### STATED GOAL
In the entries that follow, how many lines contain the word "ECMWF"? Answer with the number only.

►

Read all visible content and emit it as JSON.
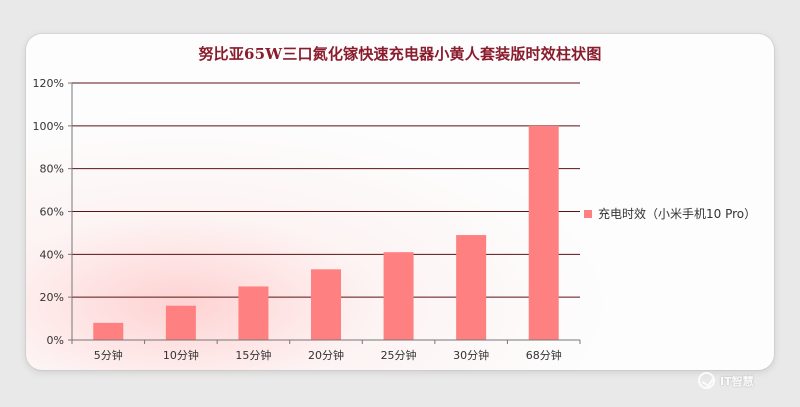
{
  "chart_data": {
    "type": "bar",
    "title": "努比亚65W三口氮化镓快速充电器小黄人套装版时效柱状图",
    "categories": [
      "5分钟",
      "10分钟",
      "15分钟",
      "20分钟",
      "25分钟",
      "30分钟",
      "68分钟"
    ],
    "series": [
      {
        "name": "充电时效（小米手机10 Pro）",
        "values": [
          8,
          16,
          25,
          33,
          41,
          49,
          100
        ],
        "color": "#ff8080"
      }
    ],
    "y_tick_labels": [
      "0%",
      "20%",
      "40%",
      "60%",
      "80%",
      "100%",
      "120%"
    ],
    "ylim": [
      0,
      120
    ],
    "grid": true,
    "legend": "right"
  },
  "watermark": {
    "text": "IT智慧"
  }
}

◄
►

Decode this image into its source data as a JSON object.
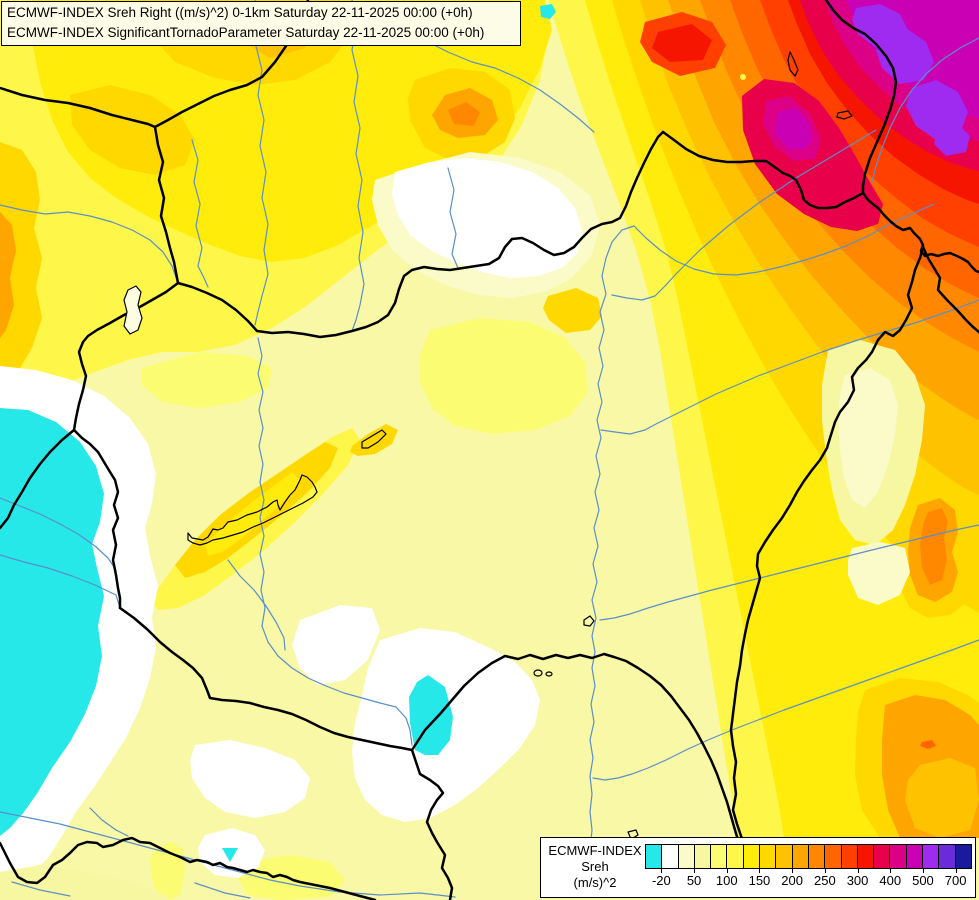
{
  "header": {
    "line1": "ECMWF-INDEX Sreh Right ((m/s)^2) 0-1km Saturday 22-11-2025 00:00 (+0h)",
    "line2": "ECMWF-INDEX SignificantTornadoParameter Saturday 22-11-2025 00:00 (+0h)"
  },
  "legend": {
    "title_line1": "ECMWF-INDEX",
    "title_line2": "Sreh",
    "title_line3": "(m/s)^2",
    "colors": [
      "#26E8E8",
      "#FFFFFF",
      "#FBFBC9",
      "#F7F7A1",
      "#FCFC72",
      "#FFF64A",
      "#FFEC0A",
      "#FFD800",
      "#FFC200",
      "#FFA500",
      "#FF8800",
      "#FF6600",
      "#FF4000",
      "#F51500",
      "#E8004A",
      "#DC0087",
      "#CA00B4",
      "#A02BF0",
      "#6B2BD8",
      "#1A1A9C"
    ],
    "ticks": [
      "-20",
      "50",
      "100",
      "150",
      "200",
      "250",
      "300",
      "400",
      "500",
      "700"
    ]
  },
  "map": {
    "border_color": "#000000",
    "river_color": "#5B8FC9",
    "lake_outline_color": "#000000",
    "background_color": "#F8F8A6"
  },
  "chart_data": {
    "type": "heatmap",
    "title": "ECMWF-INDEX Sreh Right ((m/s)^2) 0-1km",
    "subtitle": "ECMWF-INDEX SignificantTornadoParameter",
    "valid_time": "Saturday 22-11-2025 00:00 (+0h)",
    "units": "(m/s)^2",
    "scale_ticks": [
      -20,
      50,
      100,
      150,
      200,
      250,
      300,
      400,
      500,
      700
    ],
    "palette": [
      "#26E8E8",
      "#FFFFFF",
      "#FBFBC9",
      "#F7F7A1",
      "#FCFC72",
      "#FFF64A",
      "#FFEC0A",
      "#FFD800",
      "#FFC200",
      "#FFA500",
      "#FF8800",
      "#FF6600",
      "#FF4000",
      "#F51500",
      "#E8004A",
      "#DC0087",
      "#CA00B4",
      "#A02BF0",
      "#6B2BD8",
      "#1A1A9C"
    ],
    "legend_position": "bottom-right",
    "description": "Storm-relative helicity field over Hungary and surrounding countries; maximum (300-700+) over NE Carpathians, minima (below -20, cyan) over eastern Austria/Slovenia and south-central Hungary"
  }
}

◄

### THE OUTPUT
5